• _Input records_
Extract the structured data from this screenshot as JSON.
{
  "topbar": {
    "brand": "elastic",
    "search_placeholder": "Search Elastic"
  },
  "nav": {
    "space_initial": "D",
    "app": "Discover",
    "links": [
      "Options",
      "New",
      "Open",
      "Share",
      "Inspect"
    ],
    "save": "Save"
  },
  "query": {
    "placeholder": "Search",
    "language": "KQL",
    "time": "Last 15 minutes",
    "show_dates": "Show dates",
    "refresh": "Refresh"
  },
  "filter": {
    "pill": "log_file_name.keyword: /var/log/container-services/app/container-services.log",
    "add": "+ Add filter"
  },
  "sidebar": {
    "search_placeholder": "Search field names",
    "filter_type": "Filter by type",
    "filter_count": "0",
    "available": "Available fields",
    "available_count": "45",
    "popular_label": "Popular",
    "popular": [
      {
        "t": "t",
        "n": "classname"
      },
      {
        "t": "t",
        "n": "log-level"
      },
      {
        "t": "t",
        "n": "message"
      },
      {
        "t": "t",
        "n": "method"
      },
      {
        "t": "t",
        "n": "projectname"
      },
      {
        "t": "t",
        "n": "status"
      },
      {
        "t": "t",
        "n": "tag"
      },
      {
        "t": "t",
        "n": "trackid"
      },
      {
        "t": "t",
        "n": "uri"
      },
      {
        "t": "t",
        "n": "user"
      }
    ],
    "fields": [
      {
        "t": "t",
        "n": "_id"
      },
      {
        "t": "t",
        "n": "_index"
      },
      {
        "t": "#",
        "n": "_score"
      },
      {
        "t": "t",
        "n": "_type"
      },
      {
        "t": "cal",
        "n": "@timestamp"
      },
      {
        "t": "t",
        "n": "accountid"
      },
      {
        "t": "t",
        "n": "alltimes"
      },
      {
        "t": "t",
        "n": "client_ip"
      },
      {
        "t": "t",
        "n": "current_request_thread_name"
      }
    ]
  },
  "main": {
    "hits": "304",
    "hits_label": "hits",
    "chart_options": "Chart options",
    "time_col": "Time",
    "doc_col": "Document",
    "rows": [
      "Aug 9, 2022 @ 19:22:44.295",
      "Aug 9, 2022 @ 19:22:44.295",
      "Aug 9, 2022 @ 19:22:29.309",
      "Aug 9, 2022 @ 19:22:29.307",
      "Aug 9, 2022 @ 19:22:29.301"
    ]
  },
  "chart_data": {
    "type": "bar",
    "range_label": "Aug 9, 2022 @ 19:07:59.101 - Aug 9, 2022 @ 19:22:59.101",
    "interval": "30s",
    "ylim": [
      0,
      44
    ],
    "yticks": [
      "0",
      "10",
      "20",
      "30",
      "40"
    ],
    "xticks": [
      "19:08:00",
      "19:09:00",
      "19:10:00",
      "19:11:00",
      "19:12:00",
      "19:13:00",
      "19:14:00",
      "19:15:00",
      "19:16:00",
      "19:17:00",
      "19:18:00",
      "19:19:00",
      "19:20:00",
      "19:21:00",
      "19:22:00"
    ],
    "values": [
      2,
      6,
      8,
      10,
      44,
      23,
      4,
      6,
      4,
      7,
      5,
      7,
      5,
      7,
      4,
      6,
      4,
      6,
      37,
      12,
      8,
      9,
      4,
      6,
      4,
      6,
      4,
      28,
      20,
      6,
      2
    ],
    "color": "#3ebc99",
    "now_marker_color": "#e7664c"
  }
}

• _Given task_
Your task is to quote all of the data word for word.

• _Task solution_
Extract the structured data from this screenshot as JSON.
{
  "topbar": {
    "brand": "elastic",
    "search_placeholder": "Search Elastic"
  },
  "nav": {
    "space_initial": "D",
    "app": "Discover",
    "links": [
      "Options",
      "New",
      "Open",
      "Share",
      "Inspect"
    ],
    "save": "Save"
  },
  "query": {
    "placeholder": "Search",
    "language": "KQL",
    "time": "Last 15 minutes",
    "show_dates": "Show dates",
    "refresh": "Refresh"
  },
  "filter": {
    "pill": "log_file_name.keyword: /var/log/container-services/app/container-services.log",
    "add": "+ Add filter"
  },
  "sidebar": {
    "search_placeholder": "Search field names",
    "filter_type": "Filter by type",
    "filter_count": "0",
    "available": "Available fields",
    "available_count": "45",
    "popular_label": "Popular",
    "popular": [
      {
        "t": "t",
        "n": "classname"
      },
      {
        "t": "t",
        "n": "log-level"
      },
      {
        "t": "t",
        "n": "message"
      },
      {
        "t": "t",
        "n": "method"
      },
      {
        "t": "t",
        "n": "projectname"
      },
      {
        "t": "t",
        "n": "status"
      },
      {
        "t": "t",
        "n": "tag"
      },
      {
        "t": "t",
        "n": "trackid"
      },
      {
        "t": "t",
        "n": "uri"
      },
      {
        "t": "t",
        "n": "user"
      }
    ],
    "fields": [
      {
        "t": "t",
        "n": "_id"
      },
      {
        "t": "t",
        "n": "_index"
      },
      {
        "t": "#",
        "n": "_score"
      },
      {
        "t": "t",
        "n": "_type"
      },
      {
        "t": "cal",
        "n": "@timestamp"
      },
      {
        "t": "t",
        "n": "accountid"
      },
      {
        "t": "t",
        "n": "alltimes"
      },
      {
        "t": "t",
        "n": "client_ip"
      },
      {
        "t": "t",
        "n": "current_request_thread_name"
      }
    ]
  },
  "main": {
    "hits": "304",
    "hits_label": "hits",
    "chart_options": "Chart options",
    "time_col": "Time",
    "doc_col": "Document",
    "rows": [
      "Aug 9, 2022 @ 19:22:44.295",
      "Aug 9, 2022 @ 19:22:44.295",
      "Aug 9, 2022 @ 19:22:29.309",
      "Aug 9, 2022 @ 19:22:29.307",
      "Aug 9, 2022 @ 19:22:29.301"
    ]
  },
  "chart_data": {
    "type": "bar",
    "range_label": "Aug 9, 2022 @ 19:07:59.101 - Aug 9, 2022 @ 19:22:59.101",
    "interval": "30s",
    "ylim": [
      0,
      44
    ],
    "yticks": [
      "0",
      "10",
      "20",
      "30",
      "40"
    ],
    "xticks": [
      "19:08:00",
      "19:09:00",
      "19:10:00",
      "19:11:00",
      "19:12:00",
      "19:13:00",
      "19:14:00",
      "19:15:00",
      "19:16:00",
      "19:17:00",
      "19:18:00",
      "19:19:00",
      "19:20:00",
      "19:21:00",
      "19:22:00"
    ],
    "values": [
      2,
      6,
      8,
      10,
      44,
      23,
      4,
      6,
      4,
      7,
      5,
      7,
      5,
      7,
      4,
      6,
      4,
      6,
      37,
      12,
      8,
      9,
      4,
      6,
      4,
      6,
      4,
      28,
      20,
      6,
      2
    ],
    "color": "#3ebc99",
    "now_marker_color": "#e7664c"
  }
}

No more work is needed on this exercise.